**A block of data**
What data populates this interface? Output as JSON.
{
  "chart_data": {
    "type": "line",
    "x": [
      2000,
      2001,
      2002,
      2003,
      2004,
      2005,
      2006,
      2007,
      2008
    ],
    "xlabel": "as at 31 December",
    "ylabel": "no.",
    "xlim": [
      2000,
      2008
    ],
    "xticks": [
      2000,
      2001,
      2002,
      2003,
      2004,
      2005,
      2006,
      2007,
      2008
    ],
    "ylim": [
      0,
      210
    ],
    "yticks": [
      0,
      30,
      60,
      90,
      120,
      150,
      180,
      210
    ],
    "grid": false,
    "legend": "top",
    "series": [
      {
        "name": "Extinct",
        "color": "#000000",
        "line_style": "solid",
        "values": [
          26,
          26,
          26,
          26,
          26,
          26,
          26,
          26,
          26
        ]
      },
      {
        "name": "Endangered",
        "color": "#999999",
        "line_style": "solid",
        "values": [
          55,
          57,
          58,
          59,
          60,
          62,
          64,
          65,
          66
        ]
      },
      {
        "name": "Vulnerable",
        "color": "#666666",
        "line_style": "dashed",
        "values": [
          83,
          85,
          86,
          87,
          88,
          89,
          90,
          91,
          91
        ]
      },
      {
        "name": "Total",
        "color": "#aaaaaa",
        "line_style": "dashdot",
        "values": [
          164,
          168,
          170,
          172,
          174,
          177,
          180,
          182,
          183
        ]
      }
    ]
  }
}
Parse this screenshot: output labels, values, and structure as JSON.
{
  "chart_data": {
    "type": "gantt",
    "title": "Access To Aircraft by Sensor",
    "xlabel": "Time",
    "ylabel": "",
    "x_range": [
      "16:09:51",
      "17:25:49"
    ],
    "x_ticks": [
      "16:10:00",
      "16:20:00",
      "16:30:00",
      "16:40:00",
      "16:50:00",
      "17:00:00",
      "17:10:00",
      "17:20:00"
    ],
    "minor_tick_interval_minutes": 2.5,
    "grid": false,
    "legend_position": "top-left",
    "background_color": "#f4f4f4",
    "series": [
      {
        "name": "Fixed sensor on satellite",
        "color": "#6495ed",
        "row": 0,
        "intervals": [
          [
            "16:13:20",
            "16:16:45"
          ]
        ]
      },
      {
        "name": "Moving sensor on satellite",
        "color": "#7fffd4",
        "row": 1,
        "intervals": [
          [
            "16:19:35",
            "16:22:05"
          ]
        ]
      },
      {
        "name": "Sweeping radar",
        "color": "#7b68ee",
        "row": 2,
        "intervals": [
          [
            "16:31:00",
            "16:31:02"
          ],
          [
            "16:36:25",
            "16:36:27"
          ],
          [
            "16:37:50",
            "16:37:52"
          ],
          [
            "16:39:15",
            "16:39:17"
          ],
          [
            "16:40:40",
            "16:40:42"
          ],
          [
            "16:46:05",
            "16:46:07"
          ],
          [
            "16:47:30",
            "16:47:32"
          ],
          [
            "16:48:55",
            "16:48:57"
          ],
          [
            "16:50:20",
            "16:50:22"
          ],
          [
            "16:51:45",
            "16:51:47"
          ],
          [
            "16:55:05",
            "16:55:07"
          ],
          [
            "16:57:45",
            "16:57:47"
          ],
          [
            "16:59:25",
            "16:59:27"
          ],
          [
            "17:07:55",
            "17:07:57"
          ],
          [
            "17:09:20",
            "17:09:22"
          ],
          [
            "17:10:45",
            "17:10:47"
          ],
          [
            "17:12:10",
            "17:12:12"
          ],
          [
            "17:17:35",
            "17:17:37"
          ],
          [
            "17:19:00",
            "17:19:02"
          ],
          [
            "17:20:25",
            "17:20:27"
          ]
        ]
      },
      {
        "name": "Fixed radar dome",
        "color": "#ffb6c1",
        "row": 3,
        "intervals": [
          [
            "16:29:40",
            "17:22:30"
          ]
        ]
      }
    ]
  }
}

**PROBLEM TO SOLVE**
Copy out the material above in its entirety. Every detail must match.

**REPLY**
What data populates this interface? Output as JSON.
{
  "chart_data": {
    "type": "line",
    "x": [
      2000,
      2001,
      2002,
      2003,
      2004,
      2005,
      2006,
      2007,
      2008
    ],
    "xlabel": "as at 31 December",
    "ylabel": "no.",
    "xlim": [
      2000,
      2008
    ],
    "xticks": [
      2000,
      2001,
      2002,
      2003,
      2004,
      2005,
      2006,
      2007,
      2008
    ],
    "ylim": [
      0,
      210
    ],
    "yticks": [
      0,
      30,
      60,
      90,
      120,
      150,
      180,
      210
    ],
    "grid": false,
    "legend": "top",
    "series": [
      {
        "name": "Extinct",
        "color": "#000000",
        "line_style": "solid",
        "values": [
          26,
          26,
          26,
          26,
          26,
          26,
          26,
          26,
          26
        ]
      },
      {
        "name": "Endangered",
        "color": "#999999",
        "line_style": "solid",
        "values": [
          55,
          57,
          58,
          59,
          60,
          62,
          64,
          65,
          66
        ]
      },
      {
        "name": "Vulnerable",
        "color": "#666666",
        "line_style": "dashed",
        "values": [
          83,
          85,
          86,
          87,
          88,
          89,
          90,
          91,
          91
        ]
      },
      {
        "name": "Total",
        "color": "#aaaaaa",
        "line_style": "dashdot",
        "values": [
          164,
          168,
          170,
          172,
          174,
          177,
          180,
          182,
          183
        ]
      }
    ]
  }
}
Parse this screenshot: output labels, values, and structure as JSON.
{
  "chart_data": {
    "type": "gantt",
    "title": "Access To Aircraft by Sensor",
    "xlabel": "Time",
    "ylabel": "",
    "x_range": [
      "16:09:51",
      "17:25:49"
    ],
    "x_ticks": [
      "16:10:00",
      "16:20:00",
      "16:30:00",
      "16:40:00",
      "16:50:00",
      "17:00:00",
      "17:10:00",
      "17:20:00"
    ],
    "minor_tick_interval_minutes": 2.5,
    "grid": false,
    "legend_position": "top-left",
    "background_color": "#f4f4f4",
    "series": [
      {
        "name": "Fixed sensor on satellite",
        "color": "#6495ed",
        "row": 0,
        "intervals": [
          [
            "16:13:20",
            "16:16:45"
          ]
        ]
      },
      {
        "name": "Moving sensor on satellite",
        "color": "#7fffd4",
        "row": 1,
        "intervals": [
          [
            "16:19:35",
            "16:22:05"
          ]
        ]
      },
      {
        "name": "Sweeping radar",
        "color": "#7b68ee",
        "row": 2,
        "intervals": [
          [
            "16:31:00",
            "16:31:02"
          ],
          [
            "16:36:25",
            "16:36:27"
          ],
          [
            "16:37:50",
            "16:37:52"
          ],
          [
            "16:39:15",
            "16:39:17"
          ],
          [
            "16:40:40",
            "16:40:42"
          ],
          [
            "16:46:05",
            "16:46:07"
          ],
          [
            "16:47:30",
            "16:47:32"
          ],
          [
            "16:48:55",
            "16:48:57"
          ],
          [
            "16:50:20",
            "16:50:22"
          ],
          [
            "16:51:45",
            "16:51:47"
          ],
          [
            "16:55:05",
            "16:55:07"
          ],
          [
            "16:57:45",
            "16:57:47"
          ],
          [
            "16:59:25",
            "16:59:27"
          ],
          [
            "17:07:55",
            "17:07:57"
          ],
          [
            "17:09:20",
            "17:09:22"
          ],
          [
            "17:10:45",
            "17:10:47"
          ],
          [
            "17:12:10",
            "17:12:12"
          ],
          [
            "17:17:35",
            "17:17:37"
          ],
          [
            "17:19:00",
            "17:19:02"
          ],
          [
            "17:20:25",
            "17:20:27"
          ]
        ]
      },
      {
        "name": "Fixed radar dome",
        "color": "#ffb6c1",
        "row": 3,
        "intervals": [
          [
            "16:29:40",
            "17:22:30"
          ]
        ]
      }
    ]
  }
}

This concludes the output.